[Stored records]
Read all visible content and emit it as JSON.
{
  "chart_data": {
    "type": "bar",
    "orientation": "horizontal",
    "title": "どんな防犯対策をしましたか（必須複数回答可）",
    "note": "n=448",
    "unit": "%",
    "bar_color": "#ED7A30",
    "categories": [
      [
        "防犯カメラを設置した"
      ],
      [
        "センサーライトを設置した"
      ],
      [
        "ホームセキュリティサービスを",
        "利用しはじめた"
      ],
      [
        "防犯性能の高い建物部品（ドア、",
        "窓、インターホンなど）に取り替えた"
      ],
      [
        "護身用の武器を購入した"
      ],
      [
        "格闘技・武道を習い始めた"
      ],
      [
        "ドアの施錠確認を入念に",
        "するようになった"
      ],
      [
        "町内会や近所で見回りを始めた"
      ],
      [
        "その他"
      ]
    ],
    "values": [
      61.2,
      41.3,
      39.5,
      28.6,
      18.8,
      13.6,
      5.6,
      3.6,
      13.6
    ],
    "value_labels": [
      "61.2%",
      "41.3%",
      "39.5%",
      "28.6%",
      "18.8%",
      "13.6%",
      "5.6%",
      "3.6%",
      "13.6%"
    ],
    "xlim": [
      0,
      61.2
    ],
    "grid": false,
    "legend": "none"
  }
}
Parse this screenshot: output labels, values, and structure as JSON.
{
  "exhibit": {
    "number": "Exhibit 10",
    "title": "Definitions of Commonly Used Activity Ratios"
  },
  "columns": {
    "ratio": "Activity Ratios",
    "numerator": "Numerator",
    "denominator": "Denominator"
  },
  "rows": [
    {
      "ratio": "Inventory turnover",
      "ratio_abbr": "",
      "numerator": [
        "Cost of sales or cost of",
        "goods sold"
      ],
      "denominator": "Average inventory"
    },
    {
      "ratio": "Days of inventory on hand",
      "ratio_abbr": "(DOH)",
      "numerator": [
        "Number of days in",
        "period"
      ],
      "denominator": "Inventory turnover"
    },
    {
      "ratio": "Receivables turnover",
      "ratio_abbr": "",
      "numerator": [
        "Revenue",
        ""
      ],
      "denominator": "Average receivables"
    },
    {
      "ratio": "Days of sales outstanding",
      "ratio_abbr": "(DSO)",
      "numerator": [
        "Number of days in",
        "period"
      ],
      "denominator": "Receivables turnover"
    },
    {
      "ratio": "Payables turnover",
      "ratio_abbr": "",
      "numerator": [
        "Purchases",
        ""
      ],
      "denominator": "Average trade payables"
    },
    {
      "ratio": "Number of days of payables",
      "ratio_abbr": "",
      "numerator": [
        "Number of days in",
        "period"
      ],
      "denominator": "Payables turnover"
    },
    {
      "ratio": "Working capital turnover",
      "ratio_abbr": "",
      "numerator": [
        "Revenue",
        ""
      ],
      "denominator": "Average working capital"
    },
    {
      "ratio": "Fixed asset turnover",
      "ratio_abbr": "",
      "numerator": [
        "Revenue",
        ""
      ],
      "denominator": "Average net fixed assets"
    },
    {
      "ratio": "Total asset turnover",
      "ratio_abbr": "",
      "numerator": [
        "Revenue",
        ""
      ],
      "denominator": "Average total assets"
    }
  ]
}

## REQUIRED WORK
Write every record out again, unaltered.

## FULL OUTPUT
Read all visible content and emit it as JSON.
{
  "chart_data": {
    "type": "bar",
    "orientation": "horizontal",
    "title": "どんな防犯対策をしましたか（必須複数回答可）",
    "note": "n=448",
    "unit": "%",
    "bar_color": "#ED7A30",
    "categories": [
      [
        "防犯カメラを設置した"
      ],
      [
        "センサーライトを設置した"
      ],
      [
        "ホームセキュリティサービスを",
        "利用しはじめた"
      ],
      [
        "防犯性能の高い建物部品（ドア、",
        "窓、インターホンなど）に取り替えた"
      ],
      [
        "護身用の武器を購入した"
      ],
      [
        "格闘技・武道を習い始めた"
      ],
      [
        "ドアの施錠確認を入念に",
        "するようになった"
      ],
      [
        "町内会や近所で見回りを始めた"
      ],
      [
        "その他"
      ]
    ],
    "values": [
      61.2,
      41.3,
      39.5,
      28.6,
      18.8,
      13.6,
      5.6,
      3.6,
      13.6
    ],
    "value_labels": [
      "61.2%",
      "41.3%",
      "39.5%",
      "28.6%",
      "18.8%",
      "13.6%",
      "5.6%",
      "3.6%",
      "13.6%"
    ],
    "xlim": [
      0,
      61.2
    ],
    "grid": false,
    "legend": "none"
  }
}
Parse this screenshot: output labels, values, and structure as JSON.
{
  "exhibit": {
    "number": "Exhibit 10",
    "title": "Definitions of Commonly Used Activity Ratios"
  },
  "columns": {
    "ratio": "Activity Ratios",
    "numerator": "Numerator",
    "denominator": "Denominator"
  },
  "rows": [
    {
      "ratio": "Inventory turnover",
      "ratio_abbr": "",
      "numerator": [
        "Cost of sales or cost of",
        "goods sold"
      ],
      "denominator": "Average inventory"
    },
    {
      "ratio": "Days of inventory on hand",
      "ratio_abbr": "(DOH)",
      "numerator": [
        "Number of days in",
        "period"
      ],
      "denominator": "Inventory turnover"
    },
    {
      "ratio": "Receivables turnover",
      "ratio_abbr": "",
      "numerator": [
        "Revenue",
        ""
      ],
      "denominator": "Average receivables"
    },
    {
      "ratio": "Days of sales outstanding",
      "ratio_abbr": "(DSO)",
      "numerator": [
        "Number of days in",
        "period"
      ],
      "denominator": "Receivables turnover"
    },
    {
      "ratio": "Payables turnover",
      "ratio_abbr": "",
      "numerator": [
        "Purchases",
        ""
      ],
      "denominator": "Average trade payables"
    },
    {
      "ratio": "Number of days of payables",
      "ratio_abbr": "",
      "numerator": [
        "Number of days in",
        "period"
      ],
      "denominator": "Payables turnover"
    },
    {
      "ratio": "Working capital turnover",
      "ratio_abbr": "",
      "numerator": [
        "Revenue",
        ""
      ],
      "denominator": "Average working capital"
    },
    {
      "ratio": "Fixed asset turnover",
      "ratio_abbr": "",
      "numerator": [
        "Revenue",
        ""
      ],
      "denominator": "Average net fixed assets"
    },
    {
      "ratio": "Total asset turnover",
      "ratio_abbr": "",
      "numerator": [
        "Revenue",
        ""
      ],
      "denominator": "Average total assets"
    }
  ]
}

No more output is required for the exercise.